### Stated goal
Filter the entries and keep only the lines where the string "Computer" appears.

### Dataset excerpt
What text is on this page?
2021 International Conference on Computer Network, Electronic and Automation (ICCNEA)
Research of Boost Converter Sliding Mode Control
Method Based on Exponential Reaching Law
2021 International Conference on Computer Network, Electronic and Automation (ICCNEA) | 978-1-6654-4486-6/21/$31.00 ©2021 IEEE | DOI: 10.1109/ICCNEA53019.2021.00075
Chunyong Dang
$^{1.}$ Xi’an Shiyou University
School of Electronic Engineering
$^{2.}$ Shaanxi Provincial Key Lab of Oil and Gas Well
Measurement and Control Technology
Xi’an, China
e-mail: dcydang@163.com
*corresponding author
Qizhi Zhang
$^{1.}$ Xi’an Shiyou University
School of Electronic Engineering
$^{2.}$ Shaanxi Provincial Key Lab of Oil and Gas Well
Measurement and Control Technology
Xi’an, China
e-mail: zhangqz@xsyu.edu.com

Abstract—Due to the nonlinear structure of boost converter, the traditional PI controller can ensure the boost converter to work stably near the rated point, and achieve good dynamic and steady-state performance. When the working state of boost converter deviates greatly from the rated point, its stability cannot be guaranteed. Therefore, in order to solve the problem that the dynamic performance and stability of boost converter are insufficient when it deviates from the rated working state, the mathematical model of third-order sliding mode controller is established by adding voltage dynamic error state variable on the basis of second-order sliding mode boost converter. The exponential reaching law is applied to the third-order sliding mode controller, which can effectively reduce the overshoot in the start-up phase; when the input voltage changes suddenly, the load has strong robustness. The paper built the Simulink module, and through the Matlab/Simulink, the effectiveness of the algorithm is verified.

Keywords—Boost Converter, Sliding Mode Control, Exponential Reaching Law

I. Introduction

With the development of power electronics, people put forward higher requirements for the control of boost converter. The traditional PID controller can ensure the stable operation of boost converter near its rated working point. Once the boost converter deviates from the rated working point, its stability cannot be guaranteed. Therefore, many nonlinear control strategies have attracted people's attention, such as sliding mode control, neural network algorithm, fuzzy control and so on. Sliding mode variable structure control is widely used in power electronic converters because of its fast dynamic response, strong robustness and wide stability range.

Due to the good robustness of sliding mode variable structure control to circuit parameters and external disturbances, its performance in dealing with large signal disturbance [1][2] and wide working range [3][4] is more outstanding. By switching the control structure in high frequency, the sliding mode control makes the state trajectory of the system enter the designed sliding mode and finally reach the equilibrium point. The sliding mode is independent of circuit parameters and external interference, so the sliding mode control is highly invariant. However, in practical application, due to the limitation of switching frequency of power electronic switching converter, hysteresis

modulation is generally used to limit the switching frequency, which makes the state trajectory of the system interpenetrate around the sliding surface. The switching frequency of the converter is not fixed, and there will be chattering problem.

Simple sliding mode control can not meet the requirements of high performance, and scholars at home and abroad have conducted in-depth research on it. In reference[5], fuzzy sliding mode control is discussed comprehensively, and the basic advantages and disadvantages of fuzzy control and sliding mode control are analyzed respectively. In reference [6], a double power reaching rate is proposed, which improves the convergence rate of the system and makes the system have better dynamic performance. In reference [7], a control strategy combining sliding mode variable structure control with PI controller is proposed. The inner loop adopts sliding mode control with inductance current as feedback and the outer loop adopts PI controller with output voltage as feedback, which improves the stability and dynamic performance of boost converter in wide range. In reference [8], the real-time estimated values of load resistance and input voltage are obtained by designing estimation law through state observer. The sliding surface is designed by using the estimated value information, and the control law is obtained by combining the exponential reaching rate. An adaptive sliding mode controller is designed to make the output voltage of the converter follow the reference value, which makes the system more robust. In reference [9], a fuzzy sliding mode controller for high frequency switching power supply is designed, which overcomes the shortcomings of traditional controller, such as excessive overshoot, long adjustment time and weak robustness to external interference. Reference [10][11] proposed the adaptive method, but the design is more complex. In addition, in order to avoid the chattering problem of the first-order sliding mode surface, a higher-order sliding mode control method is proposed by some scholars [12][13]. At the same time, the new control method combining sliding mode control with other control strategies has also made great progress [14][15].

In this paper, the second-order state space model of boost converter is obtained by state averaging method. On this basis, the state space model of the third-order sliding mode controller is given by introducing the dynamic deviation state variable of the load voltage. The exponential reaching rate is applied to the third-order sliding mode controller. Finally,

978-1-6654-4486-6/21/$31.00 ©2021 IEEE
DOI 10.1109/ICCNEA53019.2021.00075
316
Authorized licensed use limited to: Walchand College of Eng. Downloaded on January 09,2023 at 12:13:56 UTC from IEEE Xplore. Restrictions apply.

### Exercise solution
2021 International Conference on Computer Network, Electronic and Automation (ICCNEA)
2021 International Conference on Computer Network, Electronic and Automation (ICCNEA) | 978-1-6654-4486-6/21/$31.00 ©2021 IEEE | DOI: 10.1109/ICCNEA53019.2021.00075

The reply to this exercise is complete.